Problem requirements: Filter the listing and keep only the lines with the word "image".

Collected data entries
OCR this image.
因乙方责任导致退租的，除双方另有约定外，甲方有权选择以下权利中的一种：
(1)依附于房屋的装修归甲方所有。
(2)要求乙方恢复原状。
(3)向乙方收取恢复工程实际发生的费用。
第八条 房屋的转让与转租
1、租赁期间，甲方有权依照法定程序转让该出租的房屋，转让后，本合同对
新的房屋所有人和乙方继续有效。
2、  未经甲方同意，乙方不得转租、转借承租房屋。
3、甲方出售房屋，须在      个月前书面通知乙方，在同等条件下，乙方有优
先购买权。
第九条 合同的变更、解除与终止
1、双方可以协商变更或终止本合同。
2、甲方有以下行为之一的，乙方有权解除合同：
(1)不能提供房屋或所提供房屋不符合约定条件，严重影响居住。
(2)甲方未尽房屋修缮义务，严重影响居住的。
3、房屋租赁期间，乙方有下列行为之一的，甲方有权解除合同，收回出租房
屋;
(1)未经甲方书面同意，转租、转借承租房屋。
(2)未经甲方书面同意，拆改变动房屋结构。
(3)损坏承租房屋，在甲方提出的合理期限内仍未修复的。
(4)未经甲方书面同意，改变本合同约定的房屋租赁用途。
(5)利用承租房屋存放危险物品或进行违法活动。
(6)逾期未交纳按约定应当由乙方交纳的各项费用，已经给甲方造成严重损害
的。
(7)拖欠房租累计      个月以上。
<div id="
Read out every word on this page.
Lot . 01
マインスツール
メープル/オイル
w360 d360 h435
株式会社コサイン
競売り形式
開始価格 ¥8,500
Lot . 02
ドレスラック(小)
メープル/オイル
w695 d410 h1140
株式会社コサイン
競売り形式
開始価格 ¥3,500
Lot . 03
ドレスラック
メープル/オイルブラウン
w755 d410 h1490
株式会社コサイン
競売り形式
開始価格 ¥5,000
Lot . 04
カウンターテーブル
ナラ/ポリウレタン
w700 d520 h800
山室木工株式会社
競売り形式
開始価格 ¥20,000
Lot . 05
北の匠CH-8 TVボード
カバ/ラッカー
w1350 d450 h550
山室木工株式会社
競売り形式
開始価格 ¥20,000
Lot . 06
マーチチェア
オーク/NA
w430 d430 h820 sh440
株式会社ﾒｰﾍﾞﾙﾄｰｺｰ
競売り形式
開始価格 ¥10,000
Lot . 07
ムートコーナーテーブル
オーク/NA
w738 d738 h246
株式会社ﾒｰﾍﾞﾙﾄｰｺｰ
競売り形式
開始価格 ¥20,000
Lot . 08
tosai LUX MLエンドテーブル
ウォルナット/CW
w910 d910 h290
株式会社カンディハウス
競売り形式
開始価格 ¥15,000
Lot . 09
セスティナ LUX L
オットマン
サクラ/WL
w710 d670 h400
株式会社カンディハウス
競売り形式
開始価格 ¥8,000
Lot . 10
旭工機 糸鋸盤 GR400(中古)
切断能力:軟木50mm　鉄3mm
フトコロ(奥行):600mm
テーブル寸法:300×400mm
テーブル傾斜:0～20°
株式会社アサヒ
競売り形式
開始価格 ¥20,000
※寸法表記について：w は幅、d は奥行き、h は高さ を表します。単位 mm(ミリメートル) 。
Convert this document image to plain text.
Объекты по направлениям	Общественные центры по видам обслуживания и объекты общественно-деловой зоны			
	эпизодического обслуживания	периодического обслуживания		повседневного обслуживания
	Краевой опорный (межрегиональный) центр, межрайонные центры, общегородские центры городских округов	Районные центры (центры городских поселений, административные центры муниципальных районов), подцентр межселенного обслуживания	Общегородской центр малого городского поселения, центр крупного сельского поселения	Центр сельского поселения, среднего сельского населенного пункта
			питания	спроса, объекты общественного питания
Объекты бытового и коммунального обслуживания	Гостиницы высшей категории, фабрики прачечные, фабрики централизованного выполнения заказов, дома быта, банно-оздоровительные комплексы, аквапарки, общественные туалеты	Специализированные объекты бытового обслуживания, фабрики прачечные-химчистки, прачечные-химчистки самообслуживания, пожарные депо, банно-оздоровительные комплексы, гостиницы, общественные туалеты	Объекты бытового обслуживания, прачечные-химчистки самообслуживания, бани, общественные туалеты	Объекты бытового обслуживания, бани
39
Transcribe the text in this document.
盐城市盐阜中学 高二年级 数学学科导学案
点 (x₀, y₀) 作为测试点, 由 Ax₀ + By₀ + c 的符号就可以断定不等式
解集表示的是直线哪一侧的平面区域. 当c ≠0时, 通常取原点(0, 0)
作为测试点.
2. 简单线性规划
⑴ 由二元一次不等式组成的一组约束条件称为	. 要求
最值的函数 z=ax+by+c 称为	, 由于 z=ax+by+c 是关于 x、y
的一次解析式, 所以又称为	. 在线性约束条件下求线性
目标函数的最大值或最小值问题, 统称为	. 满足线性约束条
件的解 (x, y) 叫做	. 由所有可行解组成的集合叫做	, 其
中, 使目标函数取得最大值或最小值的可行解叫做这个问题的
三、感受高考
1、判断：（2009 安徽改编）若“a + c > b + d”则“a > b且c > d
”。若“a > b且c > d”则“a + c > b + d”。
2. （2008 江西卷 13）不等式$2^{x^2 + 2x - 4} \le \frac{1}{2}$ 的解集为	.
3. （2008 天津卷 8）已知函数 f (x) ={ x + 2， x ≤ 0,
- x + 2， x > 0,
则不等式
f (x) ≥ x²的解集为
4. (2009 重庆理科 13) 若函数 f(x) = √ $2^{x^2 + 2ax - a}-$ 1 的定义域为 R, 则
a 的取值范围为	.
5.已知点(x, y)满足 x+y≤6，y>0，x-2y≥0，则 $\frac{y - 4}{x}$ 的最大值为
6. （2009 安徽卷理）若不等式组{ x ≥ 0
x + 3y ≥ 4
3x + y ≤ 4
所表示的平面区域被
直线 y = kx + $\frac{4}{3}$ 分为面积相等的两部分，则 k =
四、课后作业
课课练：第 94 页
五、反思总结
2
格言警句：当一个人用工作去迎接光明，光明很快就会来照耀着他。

Written solution:
OCR this image.
Convert this document image to plain text.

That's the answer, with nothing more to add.